A block of data
------------------------

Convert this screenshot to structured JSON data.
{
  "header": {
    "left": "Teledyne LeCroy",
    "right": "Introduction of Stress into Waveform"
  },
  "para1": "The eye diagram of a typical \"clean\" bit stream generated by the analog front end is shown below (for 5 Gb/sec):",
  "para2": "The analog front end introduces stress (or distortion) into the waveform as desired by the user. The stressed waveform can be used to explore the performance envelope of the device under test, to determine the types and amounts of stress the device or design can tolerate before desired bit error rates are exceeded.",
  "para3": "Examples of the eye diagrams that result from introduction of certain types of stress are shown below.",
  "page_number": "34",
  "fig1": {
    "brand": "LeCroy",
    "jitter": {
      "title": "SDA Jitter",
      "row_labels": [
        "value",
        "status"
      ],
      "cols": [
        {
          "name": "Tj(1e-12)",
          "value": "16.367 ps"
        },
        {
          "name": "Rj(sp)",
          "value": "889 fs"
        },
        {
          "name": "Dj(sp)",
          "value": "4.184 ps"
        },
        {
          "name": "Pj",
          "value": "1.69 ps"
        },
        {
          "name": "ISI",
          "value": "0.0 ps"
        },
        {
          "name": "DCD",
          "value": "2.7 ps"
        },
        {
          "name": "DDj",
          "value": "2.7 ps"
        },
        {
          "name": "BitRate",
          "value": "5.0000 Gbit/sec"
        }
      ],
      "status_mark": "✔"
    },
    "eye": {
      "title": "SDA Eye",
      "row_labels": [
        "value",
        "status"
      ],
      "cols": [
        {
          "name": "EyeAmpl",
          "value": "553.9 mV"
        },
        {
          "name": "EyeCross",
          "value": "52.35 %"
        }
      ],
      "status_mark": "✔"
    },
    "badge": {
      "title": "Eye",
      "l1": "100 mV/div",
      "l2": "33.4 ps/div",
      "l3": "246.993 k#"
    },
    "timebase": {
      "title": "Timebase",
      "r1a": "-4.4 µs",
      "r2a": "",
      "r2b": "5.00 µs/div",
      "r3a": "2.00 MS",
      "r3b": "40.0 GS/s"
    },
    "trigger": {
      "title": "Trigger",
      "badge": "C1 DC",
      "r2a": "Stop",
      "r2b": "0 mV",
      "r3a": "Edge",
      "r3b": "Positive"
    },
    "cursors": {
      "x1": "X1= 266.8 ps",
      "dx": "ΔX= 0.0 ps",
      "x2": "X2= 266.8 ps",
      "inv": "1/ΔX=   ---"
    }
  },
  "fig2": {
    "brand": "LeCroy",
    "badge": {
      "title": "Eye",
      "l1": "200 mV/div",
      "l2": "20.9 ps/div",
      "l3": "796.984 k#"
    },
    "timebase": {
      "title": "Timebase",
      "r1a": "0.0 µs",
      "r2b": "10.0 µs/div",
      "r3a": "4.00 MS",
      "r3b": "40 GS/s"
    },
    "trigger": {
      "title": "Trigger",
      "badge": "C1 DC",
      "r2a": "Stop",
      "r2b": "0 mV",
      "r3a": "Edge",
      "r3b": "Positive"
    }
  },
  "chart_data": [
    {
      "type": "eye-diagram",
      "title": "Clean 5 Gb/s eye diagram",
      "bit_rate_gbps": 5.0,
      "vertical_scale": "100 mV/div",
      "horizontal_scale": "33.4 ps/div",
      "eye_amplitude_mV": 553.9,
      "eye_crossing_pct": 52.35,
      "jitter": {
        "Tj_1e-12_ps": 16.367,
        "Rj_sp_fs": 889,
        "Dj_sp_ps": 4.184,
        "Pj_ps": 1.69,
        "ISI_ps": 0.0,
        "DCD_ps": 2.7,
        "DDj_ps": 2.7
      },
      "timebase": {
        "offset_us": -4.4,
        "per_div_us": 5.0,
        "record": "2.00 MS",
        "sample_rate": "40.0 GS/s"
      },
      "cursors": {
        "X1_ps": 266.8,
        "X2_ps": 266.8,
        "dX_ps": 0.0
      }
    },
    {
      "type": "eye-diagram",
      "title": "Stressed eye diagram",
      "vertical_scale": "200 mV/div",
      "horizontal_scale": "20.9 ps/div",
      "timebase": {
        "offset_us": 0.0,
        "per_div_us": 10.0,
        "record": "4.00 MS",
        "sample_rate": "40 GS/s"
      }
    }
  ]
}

------------------------

> AIM OF THE EXERCISE
Return all of the entries exactly as they were supplied.

> EXERCISE SOLUTION
Convert this screenshot to structured JSON data.
{
  "header": {
    "left": "Teledyne LeCroy",
    "right": "Introduction of Stress into Waveform"
  },
  "para1": "The eye diagram of a typical \"clean\" bit stream generated by the analog front end is shown below (for 5 Gb/sec):",
  "para2": "The analog front end introduces stress (or distortion) into the waveform as desired by the user. The stressed waveform can be used to explore the performance envelope of the device under test, to determine the types and amounts of stress the device or design can tolerate before desired bit error rates are exceeded.",
  "para3": "Examples of the eye diagrams that result from introduction of certain types of stress are shown below.",
  "page_number": "34",
  "fig1": {
    "brand": "LeCroy",
    "jitter": {
      "title": "SDA Jitter",
      "row_labels": [
        "value",
        "status"
      ],
      "cols": [
        {
          "name": "Tj(1e-12)",
          "value": "16.367 ps"
        },
        {
          "name": "Rj(sp)",
          "value": "889 fs"
        },
        {
          "name": "Dj(sp)",
          "value": "4.184 ps"
        },
        {
          "name": "Pj",
          "value": "1.69 ps"
        },
        {
          "name": "ISI",
          "value": "0.0 ps"
        },
        {
          "name": "DCD",
          "value": "2.7 ps"
        },
        {
          "name": "DDj",
          "value": "2.7 ps"
        },
        {
          "name": "BitRate",
          "value": "5.0000 Gbit/sec"
        }
      ],
      "status_mark": "✔"
    },
    "eye": {
      "title": "SDA Eye",
      "row_labels": [
        "value",
        "status"
      ],
      "cols": [
        {
          "name": "EyeAmpl",
          "value": "553.9 mV"
        },
        {
          "name": "EyeCross",
          "value": "52.35 %"
        }
      ],
      "status_mark": "✔"
    },
    "badge": {
      "title": "Eye",
      "l1": "100 mV/div",
      "l2": "33.4 ps/div",
      "l3": "246.993 k#"
    },
    "timebase": {
      "title": "Timebase",
      "r1a": "-4.4 µs",
      "r2a": "",
      "r2b": "5.00 µs/div",
      "r3a": "2.00 MS",
      "r3b": "40.0 GS/s"
    },
    "trigger": {
      "title": "Trigger",
      "badge": "C1 DC",
      "r2a": "Stop",
      "r2b": "0 mV",
      "r3a": "Edge",
      "r3b": "Positive"
    },
    "cursors": {
      "x1": "X1= 266.8 ps",
      "dx": "ΔX= 0.0 ps",
      "x2": "X2= 266.8 ps",
      "inv": "1/ΔX=   ---"
    }
  },
  "fig2": {
    "brand": "LeCroy",
    "badge": {
      "title": "Eye",
      "l1": "200 mV/div",
      "l2": "20.9 ps/div",
      "l3": "796.984 k#"
    },
    "timebase": {
      "title": "Timebase",
      "r1a": "0.0 µs",
      "r2b": "10.0 µs/div",
      "r3a": "4.00 MS",
      "r3b": "40 GS/s"
    },
    "trigger": {
      "title": "Trigger",
      "badge": "C1 DC",
      "r2a": "Stop",
      "r2b": "0 mV",
      "r3a": "Edge",
      "r3b": "Positive"
    }
  },
  "chart_data": [
    {
      "type": "eye-diagram",
      "title": "Clean 5 Gb/s eye diagram",
      "bit_rate_gbps": 5.0,
      "vertical_scale": "100 mV/div",
      "horizontal_scale": "33.4 ps/div",
      "eye_amplitude_mV": 553.9,
      "eye_crossing_pct": 52.35,
      "jitter": {
        "Tj_1e-12_ps": 16.367,
        "Rj_sp_fs": 889,
        "Dj_sp_ps": 4.184,
        "Pj_ps": 1.69,
        "ISI_ps": 0.0,
        "DCD_ps": 2.7,
        "DDj_ps": 2.7
      },
      "timebase": {
        "offset_us": -4.4,
        "per_div_us": 5.0,
        "record": "2.00 MS",
        "sample_rate": "40.0 GS/s"
      },
      "cursors": {
        "X1_ps": 266.8,
        "X2_ps": 266.8,
        "dX_ps": 0.0
      }
    },
    {
      "type": "eye-diagram",
      "title": "Stressed eye diagram",
      "vertical_scale": "200 mV/div",
      "horizontal_scale": "20.9 ps/div",
      "timebase": {
        "offset_us": 0.0,
        "per_div_us": 10.0,
        "record": "4.00 MS",
        "sample_rate": "40 GS/s"
      }
    }
  ]
}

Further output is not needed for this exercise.